*** RECORDS FOR THIS EXERCISE ***

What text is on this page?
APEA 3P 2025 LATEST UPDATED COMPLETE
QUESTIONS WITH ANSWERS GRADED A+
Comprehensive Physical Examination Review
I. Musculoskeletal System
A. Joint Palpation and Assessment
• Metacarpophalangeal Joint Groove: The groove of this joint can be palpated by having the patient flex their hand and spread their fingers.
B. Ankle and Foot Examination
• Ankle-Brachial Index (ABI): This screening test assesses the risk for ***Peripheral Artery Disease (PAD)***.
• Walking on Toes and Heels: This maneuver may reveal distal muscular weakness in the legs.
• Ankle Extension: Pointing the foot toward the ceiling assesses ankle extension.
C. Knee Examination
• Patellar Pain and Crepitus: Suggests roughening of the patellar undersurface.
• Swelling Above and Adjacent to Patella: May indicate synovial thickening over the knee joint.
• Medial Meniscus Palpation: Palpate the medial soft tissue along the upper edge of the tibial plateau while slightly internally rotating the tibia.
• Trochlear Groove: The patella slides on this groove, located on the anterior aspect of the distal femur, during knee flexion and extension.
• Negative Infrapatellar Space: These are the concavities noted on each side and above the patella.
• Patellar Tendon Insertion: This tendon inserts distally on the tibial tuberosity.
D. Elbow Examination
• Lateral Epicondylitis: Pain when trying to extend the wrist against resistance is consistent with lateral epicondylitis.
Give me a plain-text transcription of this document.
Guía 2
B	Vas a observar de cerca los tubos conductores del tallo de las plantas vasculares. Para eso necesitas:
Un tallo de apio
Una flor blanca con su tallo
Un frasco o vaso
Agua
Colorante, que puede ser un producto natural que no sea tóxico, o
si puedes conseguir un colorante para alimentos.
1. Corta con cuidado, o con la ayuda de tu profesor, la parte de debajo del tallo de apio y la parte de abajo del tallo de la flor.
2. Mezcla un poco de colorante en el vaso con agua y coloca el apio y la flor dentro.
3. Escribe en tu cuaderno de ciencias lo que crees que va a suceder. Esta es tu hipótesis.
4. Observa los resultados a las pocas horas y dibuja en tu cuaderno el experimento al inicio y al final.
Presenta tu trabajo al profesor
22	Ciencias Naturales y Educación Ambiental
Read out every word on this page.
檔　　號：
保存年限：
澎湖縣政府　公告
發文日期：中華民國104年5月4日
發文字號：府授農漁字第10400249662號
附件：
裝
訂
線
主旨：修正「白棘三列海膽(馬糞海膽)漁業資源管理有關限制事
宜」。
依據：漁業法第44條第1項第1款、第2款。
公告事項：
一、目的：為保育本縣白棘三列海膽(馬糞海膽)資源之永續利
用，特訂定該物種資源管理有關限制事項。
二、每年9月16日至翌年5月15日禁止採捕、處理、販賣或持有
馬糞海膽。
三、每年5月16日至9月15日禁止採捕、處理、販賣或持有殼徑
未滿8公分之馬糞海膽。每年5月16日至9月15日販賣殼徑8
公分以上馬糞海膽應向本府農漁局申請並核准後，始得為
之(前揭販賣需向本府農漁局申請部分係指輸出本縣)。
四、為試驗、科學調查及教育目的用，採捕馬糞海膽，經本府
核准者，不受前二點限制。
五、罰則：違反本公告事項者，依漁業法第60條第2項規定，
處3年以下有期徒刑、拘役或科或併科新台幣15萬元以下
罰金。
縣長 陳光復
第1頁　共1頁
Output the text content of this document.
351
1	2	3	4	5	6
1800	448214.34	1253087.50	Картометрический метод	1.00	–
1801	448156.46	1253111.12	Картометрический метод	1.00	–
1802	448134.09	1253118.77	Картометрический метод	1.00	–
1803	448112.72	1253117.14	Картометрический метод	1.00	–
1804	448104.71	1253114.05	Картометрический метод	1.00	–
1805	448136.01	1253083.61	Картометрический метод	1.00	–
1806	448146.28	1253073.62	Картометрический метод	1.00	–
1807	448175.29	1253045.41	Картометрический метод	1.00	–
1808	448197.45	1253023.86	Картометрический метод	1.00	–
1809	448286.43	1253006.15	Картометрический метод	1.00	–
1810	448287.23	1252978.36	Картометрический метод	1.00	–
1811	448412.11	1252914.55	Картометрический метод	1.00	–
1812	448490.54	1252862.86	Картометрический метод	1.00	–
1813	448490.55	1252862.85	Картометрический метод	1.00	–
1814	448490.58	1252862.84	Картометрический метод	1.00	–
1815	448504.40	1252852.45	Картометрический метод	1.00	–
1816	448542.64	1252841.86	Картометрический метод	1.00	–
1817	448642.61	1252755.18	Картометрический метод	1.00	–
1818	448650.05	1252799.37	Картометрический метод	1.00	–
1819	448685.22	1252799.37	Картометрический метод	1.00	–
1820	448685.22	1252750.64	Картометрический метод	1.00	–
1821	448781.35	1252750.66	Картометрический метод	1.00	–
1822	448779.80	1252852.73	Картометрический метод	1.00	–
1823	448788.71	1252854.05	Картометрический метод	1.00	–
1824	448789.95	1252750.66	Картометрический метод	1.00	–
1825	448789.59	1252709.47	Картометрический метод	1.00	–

***

▶ **DIRECTION**
Select every line above that contains the word "profesor", and copy it.

▶ **TASK RESPONSE**
1. Corta con cuidado, o con la ayuda de tu profesor, la parte de debajo del tallo de apio y la parte de abajo del tallo de la flor.
Presenta tu trabajo al profesor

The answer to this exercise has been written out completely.